Written exercise ->
In the material below, list every line carrying the string "PRODUKCE".

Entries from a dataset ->
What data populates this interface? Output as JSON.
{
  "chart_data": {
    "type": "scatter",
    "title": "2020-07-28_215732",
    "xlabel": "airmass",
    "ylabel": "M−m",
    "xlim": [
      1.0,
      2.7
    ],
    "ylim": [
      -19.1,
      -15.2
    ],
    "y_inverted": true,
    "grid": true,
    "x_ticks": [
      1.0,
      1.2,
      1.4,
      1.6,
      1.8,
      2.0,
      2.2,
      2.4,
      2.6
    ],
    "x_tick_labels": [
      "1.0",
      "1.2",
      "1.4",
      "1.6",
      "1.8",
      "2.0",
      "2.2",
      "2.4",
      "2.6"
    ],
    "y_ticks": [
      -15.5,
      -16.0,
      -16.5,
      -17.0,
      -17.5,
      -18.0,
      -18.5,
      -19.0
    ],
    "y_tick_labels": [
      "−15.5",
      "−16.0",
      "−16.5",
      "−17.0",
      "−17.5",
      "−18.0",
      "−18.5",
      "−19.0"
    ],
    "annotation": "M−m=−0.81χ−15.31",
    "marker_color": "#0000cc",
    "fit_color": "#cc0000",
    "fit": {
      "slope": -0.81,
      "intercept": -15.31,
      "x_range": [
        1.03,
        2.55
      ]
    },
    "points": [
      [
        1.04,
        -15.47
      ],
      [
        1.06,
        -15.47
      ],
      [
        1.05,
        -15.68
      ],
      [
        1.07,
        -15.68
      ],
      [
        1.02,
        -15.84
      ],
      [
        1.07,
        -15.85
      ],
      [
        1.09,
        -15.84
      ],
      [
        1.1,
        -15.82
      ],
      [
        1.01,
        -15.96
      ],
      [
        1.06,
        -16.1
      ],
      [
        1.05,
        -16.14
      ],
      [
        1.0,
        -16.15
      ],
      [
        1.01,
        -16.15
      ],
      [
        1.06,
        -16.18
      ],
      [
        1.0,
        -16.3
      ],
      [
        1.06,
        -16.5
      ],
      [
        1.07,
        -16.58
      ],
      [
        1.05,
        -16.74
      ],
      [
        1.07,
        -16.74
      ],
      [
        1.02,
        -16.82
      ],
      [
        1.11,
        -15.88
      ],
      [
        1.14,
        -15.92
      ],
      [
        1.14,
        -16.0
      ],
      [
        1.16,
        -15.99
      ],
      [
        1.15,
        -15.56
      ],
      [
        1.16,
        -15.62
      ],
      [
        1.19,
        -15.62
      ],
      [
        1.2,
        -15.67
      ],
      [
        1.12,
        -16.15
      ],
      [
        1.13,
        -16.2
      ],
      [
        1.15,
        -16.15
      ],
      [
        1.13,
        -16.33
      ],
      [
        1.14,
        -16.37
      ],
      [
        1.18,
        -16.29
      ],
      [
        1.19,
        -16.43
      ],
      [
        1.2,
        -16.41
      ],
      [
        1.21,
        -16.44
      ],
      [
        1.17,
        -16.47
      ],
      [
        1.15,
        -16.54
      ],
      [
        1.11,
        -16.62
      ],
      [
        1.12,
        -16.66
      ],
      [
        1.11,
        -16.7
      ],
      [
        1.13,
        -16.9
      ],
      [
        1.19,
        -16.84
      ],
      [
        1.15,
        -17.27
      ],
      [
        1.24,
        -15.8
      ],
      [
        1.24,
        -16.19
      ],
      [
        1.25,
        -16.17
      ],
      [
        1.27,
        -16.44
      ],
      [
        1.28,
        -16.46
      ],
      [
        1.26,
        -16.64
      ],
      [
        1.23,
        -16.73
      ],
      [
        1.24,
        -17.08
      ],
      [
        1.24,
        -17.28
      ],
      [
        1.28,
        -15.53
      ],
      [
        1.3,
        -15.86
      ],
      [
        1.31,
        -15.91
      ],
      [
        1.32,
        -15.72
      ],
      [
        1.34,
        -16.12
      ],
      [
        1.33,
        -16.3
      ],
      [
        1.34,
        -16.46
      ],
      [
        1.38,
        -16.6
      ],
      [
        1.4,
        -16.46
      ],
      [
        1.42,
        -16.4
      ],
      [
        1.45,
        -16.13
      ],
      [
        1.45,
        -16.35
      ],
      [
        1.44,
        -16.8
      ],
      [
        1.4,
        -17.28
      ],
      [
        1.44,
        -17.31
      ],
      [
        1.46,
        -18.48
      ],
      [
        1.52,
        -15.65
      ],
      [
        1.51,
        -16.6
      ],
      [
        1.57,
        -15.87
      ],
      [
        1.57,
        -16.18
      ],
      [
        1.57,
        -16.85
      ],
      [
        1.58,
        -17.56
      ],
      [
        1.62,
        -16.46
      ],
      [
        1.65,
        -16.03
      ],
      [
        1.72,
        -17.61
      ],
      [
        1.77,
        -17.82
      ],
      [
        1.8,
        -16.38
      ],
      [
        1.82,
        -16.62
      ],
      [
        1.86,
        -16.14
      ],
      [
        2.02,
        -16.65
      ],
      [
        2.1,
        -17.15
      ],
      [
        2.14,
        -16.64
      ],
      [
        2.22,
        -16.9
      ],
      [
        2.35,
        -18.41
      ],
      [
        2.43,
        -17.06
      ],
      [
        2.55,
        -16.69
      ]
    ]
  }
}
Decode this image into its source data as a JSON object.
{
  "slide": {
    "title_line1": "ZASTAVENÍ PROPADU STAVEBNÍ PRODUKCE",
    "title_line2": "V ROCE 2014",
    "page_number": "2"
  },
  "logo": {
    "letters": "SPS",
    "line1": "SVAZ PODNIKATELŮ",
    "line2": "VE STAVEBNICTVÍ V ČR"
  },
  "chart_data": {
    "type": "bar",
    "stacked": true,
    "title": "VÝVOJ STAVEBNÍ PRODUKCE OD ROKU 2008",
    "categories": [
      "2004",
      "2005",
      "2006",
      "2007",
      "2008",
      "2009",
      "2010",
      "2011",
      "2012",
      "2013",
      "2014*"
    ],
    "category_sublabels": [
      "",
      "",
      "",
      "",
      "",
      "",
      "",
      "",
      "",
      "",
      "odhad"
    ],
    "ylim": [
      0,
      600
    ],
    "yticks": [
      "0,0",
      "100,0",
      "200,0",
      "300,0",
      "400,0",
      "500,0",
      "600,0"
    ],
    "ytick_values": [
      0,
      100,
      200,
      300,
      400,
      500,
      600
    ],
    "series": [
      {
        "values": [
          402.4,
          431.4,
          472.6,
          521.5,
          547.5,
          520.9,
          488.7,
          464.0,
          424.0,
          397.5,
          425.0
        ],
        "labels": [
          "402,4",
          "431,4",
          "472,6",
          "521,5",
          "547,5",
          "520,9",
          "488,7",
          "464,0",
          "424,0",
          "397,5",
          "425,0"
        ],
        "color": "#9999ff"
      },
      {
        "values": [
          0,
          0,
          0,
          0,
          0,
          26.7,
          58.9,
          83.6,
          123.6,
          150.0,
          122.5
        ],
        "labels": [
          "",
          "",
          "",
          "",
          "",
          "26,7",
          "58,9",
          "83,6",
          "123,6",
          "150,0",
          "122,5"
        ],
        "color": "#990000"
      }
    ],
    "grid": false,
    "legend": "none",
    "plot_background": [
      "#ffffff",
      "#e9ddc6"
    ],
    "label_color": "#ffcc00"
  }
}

Answer in full ->
    "title_line1": "ZASTAVENÍ PROPADU STAVEBNÍ PRODUKCE",
    "title": "VÝVOJ STAVEBNÍ PRODUKCE OD ROKU 2008",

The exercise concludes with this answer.